● What is needed
Set down the full listing exactly, character for character.

● Dataset records
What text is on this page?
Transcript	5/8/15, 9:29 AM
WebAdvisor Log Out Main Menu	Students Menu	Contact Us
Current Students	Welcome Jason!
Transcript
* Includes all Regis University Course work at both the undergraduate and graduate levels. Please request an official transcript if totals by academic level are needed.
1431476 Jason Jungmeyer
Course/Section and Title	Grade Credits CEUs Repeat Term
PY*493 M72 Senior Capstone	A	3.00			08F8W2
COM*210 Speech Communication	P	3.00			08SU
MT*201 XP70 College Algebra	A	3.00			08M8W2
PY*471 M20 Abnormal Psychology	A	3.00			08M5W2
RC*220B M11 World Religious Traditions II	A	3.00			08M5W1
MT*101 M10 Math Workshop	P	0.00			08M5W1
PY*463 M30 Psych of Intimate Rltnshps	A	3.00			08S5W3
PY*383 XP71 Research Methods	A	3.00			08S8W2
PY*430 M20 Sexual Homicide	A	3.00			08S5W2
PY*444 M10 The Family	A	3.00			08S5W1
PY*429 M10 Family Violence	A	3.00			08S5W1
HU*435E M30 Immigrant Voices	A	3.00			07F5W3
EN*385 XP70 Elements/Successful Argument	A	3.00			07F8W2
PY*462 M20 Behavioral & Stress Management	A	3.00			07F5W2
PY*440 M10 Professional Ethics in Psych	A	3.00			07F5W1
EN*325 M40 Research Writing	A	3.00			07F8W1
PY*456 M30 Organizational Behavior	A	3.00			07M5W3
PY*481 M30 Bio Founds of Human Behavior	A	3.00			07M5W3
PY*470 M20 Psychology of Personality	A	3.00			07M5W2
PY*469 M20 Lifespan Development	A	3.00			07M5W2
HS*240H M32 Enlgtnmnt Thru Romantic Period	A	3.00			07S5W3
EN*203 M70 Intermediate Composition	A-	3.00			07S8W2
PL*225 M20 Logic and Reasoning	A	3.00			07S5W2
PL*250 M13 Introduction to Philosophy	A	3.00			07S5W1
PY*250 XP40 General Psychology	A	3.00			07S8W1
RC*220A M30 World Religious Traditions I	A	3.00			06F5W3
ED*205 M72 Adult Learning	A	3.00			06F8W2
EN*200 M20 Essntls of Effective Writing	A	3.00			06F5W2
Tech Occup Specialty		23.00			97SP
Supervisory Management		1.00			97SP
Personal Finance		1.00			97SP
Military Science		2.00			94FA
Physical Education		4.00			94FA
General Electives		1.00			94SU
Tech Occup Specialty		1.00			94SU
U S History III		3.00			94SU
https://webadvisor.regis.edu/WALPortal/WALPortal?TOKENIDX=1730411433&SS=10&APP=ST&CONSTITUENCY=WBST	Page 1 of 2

● The solution
What text is on this page?
Transcript	5/8/15, 9:29 AM
WebAdvisor Log Out Main Menu	Students Menu	Contact Us
Current Students	Welcome Jason!
Transcript
* Includes all Regis University Course work at both the undergraduate and graduate levels. Please request an official transcript if totals by academic level are needed.
1431476 Jason Jungmeyer
Course/Section and Title	Grade Credits CEUs Repeat Term
PY*493 M72 Senior Capstone	A	3.00			08F8W2
COM*210 Speech Communication	P	3.00			08SU
MT*201 XP70 College Algebra	A	3.00			08M8W2
PY*471 M20 Abnormal Psychology	A	3.00			08M5W2
RC*220B M11 World Religious Traditions II	A	3.00			08M5W1
MT*101 M10 Math Workshop	P	0.00			08M5W1
PY*463 M30 Psych of Intimate Rltnshps	A	3.00			08S5W3
PY*383 XP71 Research Methods	A	3.00			08S8W2
PY*430 M20 Sexual Homicide	A	3.00			08S5W2
PY*444 M10 The Family	A	3.00			08S5W1
PY*429 M10 Family Violence	A	3.00			08S5W1
HU*435E M30 Immigrant Voices	A	3.00			07F5W3
EN*385 XP70 Elements/Successful Argument	A	3.00			07F8W2
PY*462 M20 Behavioral & Stress Management	A	3.00			07F5W2
PY*440 M10 Professional Ethics in Psych	A	3.00			07F5W1
EN*325 M40 Research Writing	A	3.00			07F8W1
PY*456 M30 Organizational Behavior	A	3.00			07M5W3
PY*481 M30 Bio Founds of Human Behavior	A	3.00			07M5W3
PY*470 M20 Psychology of Personality	A	3.00			07M5W2
PY*469 M20 Lifespan Development	A	3.00			07M5W2
HS*240H M32 Enlgtnmnt Thru Romantic Period	A	3.00			07S5W3
EN*203 M70 Intermediate Composition	A-	3.00			07S8W2
PL*225 M20 Logic and Reasoning	A	3.00			07S5W2
PL*250 M13 Introduction to Philosophy	A	3.00			07S5W1
PY*250 XP40 General Psychology	A	3.00			07S8W1
RC*220A M30 World Religious Traditions I	A	3.00			06F5W3
ED*205 M72 Adult Learning	A	3.00			06F8W2
EN*200 M20 Essntls of Effective Writing	A	3.00			06F5W2
Tech Occup Specialty		23.00			97SP
Supervisory Management		1.00			97SP
Personal Finance		1.00			97SP
Military Science		2.00			94FA
Physical Education		4.00			94FA
General Electives		1.00			94SU
Tech Occup Specialty		1.00			94SU
U S History III		3.00			94SU
https://webadvisor.regis.edu/WALPortal/WALPortal?TOKENIDX=1730411433&SS=10&APP=ST&CONSTITUENCY=WBST	Page 1 of 2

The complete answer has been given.